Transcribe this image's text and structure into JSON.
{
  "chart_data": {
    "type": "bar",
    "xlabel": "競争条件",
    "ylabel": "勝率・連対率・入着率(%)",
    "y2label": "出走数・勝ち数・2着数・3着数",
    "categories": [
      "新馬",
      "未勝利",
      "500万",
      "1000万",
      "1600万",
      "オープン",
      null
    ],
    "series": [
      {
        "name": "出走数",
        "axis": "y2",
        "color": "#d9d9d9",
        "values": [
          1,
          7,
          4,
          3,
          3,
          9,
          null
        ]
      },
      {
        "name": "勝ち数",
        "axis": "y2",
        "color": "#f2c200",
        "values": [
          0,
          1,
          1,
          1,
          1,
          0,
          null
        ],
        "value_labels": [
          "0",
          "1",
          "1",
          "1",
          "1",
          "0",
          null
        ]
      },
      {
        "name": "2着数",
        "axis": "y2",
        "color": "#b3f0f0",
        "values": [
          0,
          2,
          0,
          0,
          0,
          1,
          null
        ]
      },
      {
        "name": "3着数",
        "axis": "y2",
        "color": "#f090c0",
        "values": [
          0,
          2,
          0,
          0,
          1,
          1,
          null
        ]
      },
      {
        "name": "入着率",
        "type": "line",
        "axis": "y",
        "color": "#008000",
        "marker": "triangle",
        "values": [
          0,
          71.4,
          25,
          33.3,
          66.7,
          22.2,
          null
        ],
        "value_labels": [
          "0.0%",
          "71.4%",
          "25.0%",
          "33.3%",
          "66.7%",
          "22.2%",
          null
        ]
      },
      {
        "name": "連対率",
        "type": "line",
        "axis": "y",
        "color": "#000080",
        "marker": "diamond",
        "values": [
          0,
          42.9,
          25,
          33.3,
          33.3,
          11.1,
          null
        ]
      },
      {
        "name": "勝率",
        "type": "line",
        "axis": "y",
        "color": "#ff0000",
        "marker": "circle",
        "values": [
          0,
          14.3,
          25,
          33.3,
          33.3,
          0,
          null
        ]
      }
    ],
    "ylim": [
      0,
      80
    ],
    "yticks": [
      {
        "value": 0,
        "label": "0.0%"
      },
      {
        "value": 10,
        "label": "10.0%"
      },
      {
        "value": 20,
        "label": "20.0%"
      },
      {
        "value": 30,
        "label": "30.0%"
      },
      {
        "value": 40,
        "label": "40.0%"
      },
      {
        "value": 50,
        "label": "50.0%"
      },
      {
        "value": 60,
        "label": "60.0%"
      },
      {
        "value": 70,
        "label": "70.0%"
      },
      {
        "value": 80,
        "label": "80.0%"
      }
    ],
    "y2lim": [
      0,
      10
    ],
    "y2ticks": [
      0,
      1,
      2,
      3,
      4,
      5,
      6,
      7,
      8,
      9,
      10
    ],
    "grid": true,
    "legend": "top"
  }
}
◇ ◇ ◇ ◇
Set all of the records down again, exactly as they stand.

== Result for this task ==
Transcribe this image's text and structure into JSON.
{
  "chart_data": {
    "type": "bar",
    "xlabel": "競争条件",
    "ylabel": "勝率・連対率・入着率(%)",
    "y2label": "出走数・勝ち数・2着数・3着数",
    "categories": [
      "新馬",
      "未勝利",
      "500万",
      "1000万",
      "1600万",
      "オープン",
      null
    ],
    "series": [
      {
        "name": "出走数",
        "axis": "y2",
        "color": "#d9d9d9",
        "values": [
          1,
          7,
          4,
          3,
          3,
          9,
          null
        ]
      },
      {
        "name": "勝ち数",
        "axis": "y2",
        "color": "#f2c200",
        "values": [
          0,
          1,
          1,
          1,
          1,
          0,
          null
        ],
        "value_labels": [
          "0",
          "1",
          "1",
          "1",
          "1",
          "0",
          null
        ]
      },
      {
        "name": "2着数",
        "axis": "y2",
        "color": "#b3f0f0",
        "values": [
          0,
          2,
          0,
          0,
          0,
          1,
          null
        ]
      },
      {
        "name": "3着数",
        "axis": "y2",
        "color": "#f090c0",
        "values": [
          0,
          2,
          0,
          0,
          1,
          1,
          null
        ]
      },
      {
        "name": "入着率",
        "type": "line",
        "axis": "y",
        "color": "#008000",
        "marker": "triangle",
        "values": [
          0,
          71.4,
          25,
          33.3,
          66.7,
          22.2,
          null
        ],
        "value_labels": [
          "0.0%",
          "71.4%",
          "25.0%",
          "33.3%",
          "66.7%",
          "22.2%",
          null
        ]
      },
      {
        "name": "連対率",
        "type": "line",
        "axis": "y",
        "color": "#000080",
        "marker": "diamond",
        "values": [
          0,
          42.9,
          25,
          33.3,
          33.3,
          11.1,
          null
        ]
      },
      {
        "name": "勝率",
        "type": "line",
        "axis": "y",
        "color": "#ff0000",
        "marker": "circle",
        "values": [
          0,
          14.3,
          25,
          33.3,
          33.3,
          0,
          null
        ]
      }
    ],
    "ylim": [
      0,
      80
    ],
    "yticks": [
      {
        "value": 0,
        "label": "0.0%"
      },
      {
        "value": 10,
        "label": "10.0%"
      },
      {
        "value": 20,
        "label": "20.0%"
      },
      {
        "value": 30,
        "label": "30.0%"
      },
      {
        "value": 40,
        "label": "40.0%"
      },
      {
        "value": 50,
        "label": "50.0%"
      },
      {
        "value": 60,
        "label": "60.0%"
      },
      {
        "value": 70,
        "label": "70.0%"
      },
      {
        "value": 80,
        "label": "80.0%"
      }
    ],
    "y2lim": [
      0,
      10
    ],
    "y2ticks": [
      0,
      1,
      2,
      3,
      4,
      5,
      6,
      7,
      8,
      9,
      10
    ],
    "grid": true,
    "legend": "top"
  }
}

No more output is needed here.